Please rewrite every line of the data below as a Markdown table with the columns Row and Line, numbering each row and skipping blank lines. Leave the pictures out of the table.

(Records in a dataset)
(begin)

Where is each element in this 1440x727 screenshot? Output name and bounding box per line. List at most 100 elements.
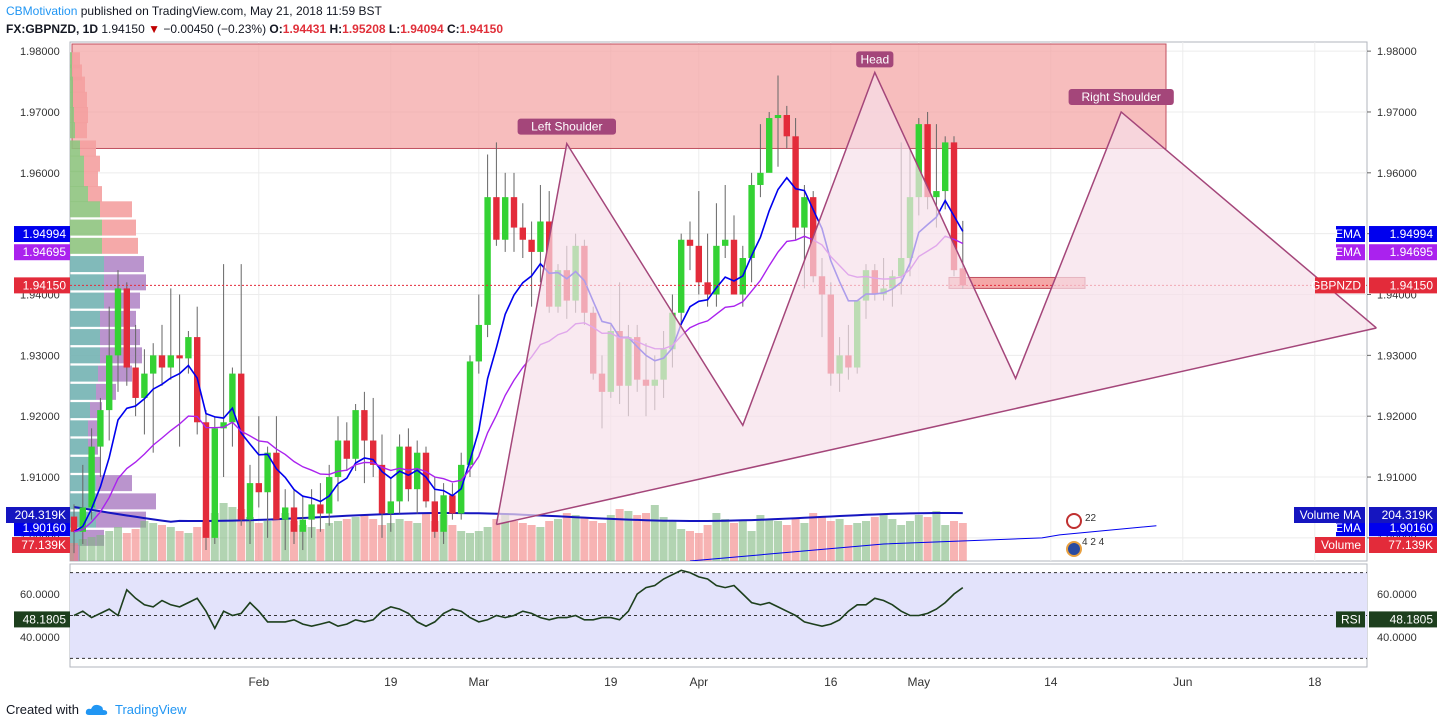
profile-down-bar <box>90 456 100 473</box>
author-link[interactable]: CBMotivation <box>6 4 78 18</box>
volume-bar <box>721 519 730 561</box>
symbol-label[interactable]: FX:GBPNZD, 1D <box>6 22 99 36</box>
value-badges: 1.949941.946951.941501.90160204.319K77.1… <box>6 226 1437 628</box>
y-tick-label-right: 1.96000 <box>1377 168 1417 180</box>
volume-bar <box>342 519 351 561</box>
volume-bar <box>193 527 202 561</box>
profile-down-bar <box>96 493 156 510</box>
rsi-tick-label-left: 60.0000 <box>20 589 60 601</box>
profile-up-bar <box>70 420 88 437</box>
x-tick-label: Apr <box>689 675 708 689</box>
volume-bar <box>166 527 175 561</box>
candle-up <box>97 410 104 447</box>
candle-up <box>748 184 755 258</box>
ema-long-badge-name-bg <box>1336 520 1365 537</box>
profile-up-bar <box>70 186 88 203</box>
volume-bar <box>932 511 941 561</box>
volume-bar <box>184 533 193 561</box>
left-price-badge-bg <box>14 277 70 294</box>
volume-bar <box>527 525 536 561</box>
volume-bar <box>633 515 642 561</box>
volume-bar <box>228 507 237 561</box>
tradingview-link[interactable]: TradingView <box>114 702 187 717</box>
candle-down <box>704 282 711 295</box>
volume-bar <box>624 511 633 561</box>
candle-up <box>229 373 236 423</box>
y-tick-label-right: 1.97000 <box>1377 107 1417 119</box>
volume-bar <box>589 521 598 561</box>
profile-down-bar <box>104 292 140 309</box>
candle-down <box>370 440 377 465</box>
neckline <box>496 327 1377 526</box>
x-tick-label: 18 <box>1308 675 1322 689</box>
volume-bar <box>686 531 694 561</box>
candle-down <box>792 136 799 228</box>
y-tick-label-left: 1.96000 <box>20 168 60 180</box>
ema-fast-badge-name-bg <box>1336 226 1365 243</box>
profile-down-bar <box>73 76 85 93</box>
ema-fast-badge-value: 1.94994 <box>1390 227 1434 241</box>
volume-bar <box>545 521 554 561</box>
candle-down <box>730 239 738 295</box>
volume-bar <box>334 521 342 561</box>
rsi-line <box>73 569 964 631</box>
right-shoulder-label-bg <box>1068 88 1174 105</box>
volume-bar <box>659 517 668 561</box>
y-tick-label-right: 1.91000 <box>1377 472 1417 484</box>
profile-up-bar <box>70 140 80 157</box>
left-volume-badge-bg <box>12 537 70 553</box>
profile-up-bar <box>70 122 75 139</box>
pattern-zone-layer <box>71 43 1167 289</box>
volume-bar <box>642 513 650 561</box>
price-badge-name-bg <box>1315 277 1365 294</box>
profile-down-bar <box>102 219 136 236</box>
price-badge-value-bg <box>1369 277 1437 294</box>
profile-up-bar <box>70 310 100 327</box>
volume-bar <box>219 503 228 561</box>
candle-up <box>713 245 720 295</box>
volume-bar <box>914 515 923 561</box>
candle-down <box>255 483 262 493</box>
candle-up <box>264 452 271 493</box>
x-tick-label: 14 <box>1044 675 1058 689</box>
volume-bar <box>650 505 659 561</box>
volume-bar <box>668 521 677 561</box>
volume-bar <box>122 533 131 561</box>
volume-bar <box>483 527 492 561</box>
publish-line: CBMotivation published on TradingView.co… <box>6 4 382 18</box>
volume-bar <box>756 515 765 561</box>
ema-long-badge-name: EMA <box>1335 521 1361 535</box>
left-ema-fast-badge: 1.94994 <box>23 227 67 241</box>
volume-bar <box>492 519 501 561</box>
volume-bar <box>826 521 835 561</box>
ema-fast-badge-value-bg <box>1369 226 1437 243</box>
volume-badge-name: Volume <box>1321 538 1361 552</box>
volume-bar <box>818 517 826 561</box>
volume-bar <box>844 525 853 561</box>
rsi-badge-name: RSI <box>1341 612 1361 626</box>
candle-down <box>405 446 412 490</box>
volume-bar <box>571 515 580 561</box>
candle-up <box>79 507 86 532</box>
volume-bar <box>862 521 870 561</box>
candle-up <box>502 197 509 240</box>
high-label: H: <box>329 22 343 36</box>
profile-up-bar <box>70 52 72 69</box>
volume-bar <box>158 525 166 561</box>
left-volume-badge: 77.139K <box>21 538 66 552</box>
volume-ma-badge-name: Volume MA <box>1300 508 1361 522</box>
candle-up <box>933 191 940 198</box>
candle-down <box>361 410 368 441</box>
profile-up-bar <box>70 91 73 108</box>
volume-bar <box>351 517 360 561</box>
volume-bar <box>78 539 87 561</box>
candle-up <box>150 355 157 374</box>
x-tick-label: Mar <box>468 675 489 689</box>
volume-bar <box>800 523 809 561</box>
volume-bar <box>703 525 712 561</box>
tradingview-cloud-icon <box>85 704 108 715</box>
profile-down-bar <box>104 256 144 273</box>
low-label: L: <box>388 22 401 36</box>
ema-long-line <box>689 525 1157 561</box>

(end)

Exercise output
| Row | Line |
|---|---|
| 1 | Where is each element in this 1440x727 screenshot? Output name and bounding box per line. List at most 100 elements. |
| 2 | profile-down-bar <box>90 456 100 473</box> |
| 3 | author-link[interactable]: CBMotivation <box>6 4 78 18</box> |
| 4 | volume-bar <box>721 519 730 561</box> |
| 5 | symbol-label[interactable]: FX:GBPNZD, 1D <box>6 22 99 36</box> |
| 6 | value-badges: 1.949941.946951.941501.90160204.319K77.1… <box>6 226 1437 628</box> |
| 7 | y-tick-label-right: 1.96000 <box>1377 168 1417 180</box> |
| 8 | volume-bar <box>342 519 351 561</box> |
| 9 | volume-bar <box>193 527 202 561</box> |
| 10 | profile-down-bar <box>96 493 156 510</box> |
| 11 | rsi-tick-label-left: 60.0000 <box>20 589 60 601</box> |
| 12 | profile-up-bar <box>70 420 88 437</box> |
| 13 | x-tick-label: Apr <box>689 675 708 689</box> |
| 14 | volume-bar <box>166 527 175 561</box> |
| 15 | candle-up <box>97 410 104 447</box> |
| 16 | candle-up <box>748 184 755 258</box> |
| 17 | ema-long-badge-name-bg <box>1336 520 1365 537</box> |
| 18 | profile-up-bar <box>70 186 88 203</box> |
| 19 | volume-bar <box>932 511 941 561</box> |
| 20 | volume-bar <box>184 533 193 561</box> |
| 21 | left-price-badge-bg <box>14 277 70 294</box> |
| 22 | volume-bar <box>527 525 536 561</box> |
| 23 | volume-bar <box>633 515 642 561</box> |
| 24 | volume-bar <box>228 507 237 561</box> |
| 25 | tradingview-link[interactable]: TradingView <box>114 702 187 717</box> |
| 26 | candle-down <box>704 282 711 295</box> |
| 27 | volume-bar <box>624 511 633 561</box> |
| 28 | candle-up <box>229 373 236 423</box> |
| 29 | y-tick-label-right: 1.97000 <box>1377 107 1417 119</box> |
| 30 | volume-bar <box>589 521 598 561</box> |
| 31 | profile-down-bar <box>104 292 140 309</box> |
| 32 | candle-down <box>370 440 377 465</box> |
| 33 | neckline <box>496 327 1377 526</box> |
| 34 | x-tick-label: 18 <box>1308 675 1322 689</box> |
| 35 | volume-bar <box>686 531 694 561</box> |
| 36 | candle-down <box>792 136 799 228</box> |
| 37 | y-tick-label-left: 1.96000 <box>20 168 60 180</box> |
| 38 | ema-fast-badge-name-bg <box>1336 226 1365 243</box> |
| 39 | profile-down-bar <box>73 76 85 93</box> |
| 40 | ema-fast-badge-value: 1.94994 <box>1390 227 1434 241</box> |
| 41 | volume-bar <box>545 521 554 561</box> |
| 42 | candle-down <box>730 239 738 295</box> |
| 43 | volume-bar <box>334 521 342 561</box> |
| 44 | rsi-line <box>73 569 964 631</box> |
| 45 | right-shoulder-label-bg <box>1068 88 1174 105</box> |
| 46 | volume-bar <box>659 517 668 561</box> |
| 47 | y-tick-label-right: 1.91000 <box>1377 472 1417 484</box> |
| 48 | profile-up-bar <box>70 140 80 157</box> |
| 49 | left-volume-badge-bg <box>12 537 70 553</box> |
| 50 | profile-up-bar <box>70 122 75 139</box> |
| 51 | pattern-zone-layer <box>71 43 1167 289</box> |
| 52 | volume-bar <box>642 513 650 561</box> |
| 53 | price-badge-name-bg <box>1315 277 1365 294</box> |
| 54 | profile-down-bar <box>102 219 136 236</box> |
| 55 | price-badge-value-bg <box>1369 277 1437 294</box> |
| 56 | profile-up-bar <box>70 310 100 327</box> |
| 57 | volume-bar <box>219 503 228 561</box> |
| 58 | candle-up <box>713 245 720 295</box> |
| 59 | volume-bar <box>914 515 923 561</box> |
| 60 | candle-down <box>255 483 262 493</box> |
| 61 | candle-up <box>264 452 271 493</box> |
| 62 | x-tick-label: 14 <box>1044 675 1058 689</box> |
| 63 | volume-bar <box>650 505 659 561</box> |
| 64 | volume-bar <box>668 521 677 561</box> |
| 65 | volume-bar <box>122 533 131 561</box> |
| 66 | volume-bar <box>483 527 492 561</box> |
| 67 | publish-line: CBMotivation published on TradingView.co… <box>6 4 382 18</box> |
| 68 | volume-bar <box>756 515 765 561</box> |
| 69 | ema-long-badge-name: EMA <box>1335 521 1361 535</box> |
| 70 | left-ema-fast-badge: 1.94994 <box>23 227 67 241</box> |
| 71 | volume-bar <box>492 519 501 561</box> |
| 72 | volume-bar <box>826 521 835 561</box> |
| 73 | ema-fast-badge-value-bg <box>1369 226 1437 243</box> |
| 74 | volume-badge-name: Volume <box>1321 538 1361 552</box> |
| 75 | volume-bar <box>818 517 826 561</box> |
| 76 | volume-bar <box>844 525 853 561</box> |
| 77 | rsi-badge-name: RSI <box>1341 612 1361 626</box> |
| 78 | candle-down <box>405 446 412 490</box> |
| 79 | volume-bar <box>571 515 580 561</box> |
| 80 | candle-up <box>79 507 86 532</box> |
| 81 | volume-bar <box>862 521 870 561</box> |
| 82 | candle-up <box>502 197 509 240</box> |
| 83 | high-label: H: <box>329 22 343 36</box> |
| 84 | profile-up-bar <box>70 52 72 69</box> |
| 85 | volume-bar <box>158 525 166 561</box> |
| 86 | left-volume-badge: 77.139K <box>21 538 66 552</box> |
| 87 | volume-ma-badge-name: Volume MA <box>1300 508 1361 522</box> |
| 88 | candle-up <box>933 191 940 198</box> |
| 89 | candle-down <box>361 410 368 441</box> |
| 90 | profile-up-bar <box>70 91 73 108</box> |
| 91 | volume-bar <box>351 517 360 561</box> |
| 92 | volume-bar <box>78 539 87 561</box> |
| 93 | candle-up <box>150 355 157 374</box> |
| 94 | x-tick-label: Mar <box>468 675 489 689</box> |
| 95 | volume-bar <box>800 523 809 561</box> |
| 96 | volume-bar <box>703 525 712 561</box> |
| 97 | tradingview-cloud-icon <box>85 704 108 715</box> |
| 98 | profile-down-bar <box>104 256 144 273</box> |
| 99 | low-label: L: <box>388 22 401 36</box> |
| 100 | ema-long-line <box>689 525 1157 561</box> |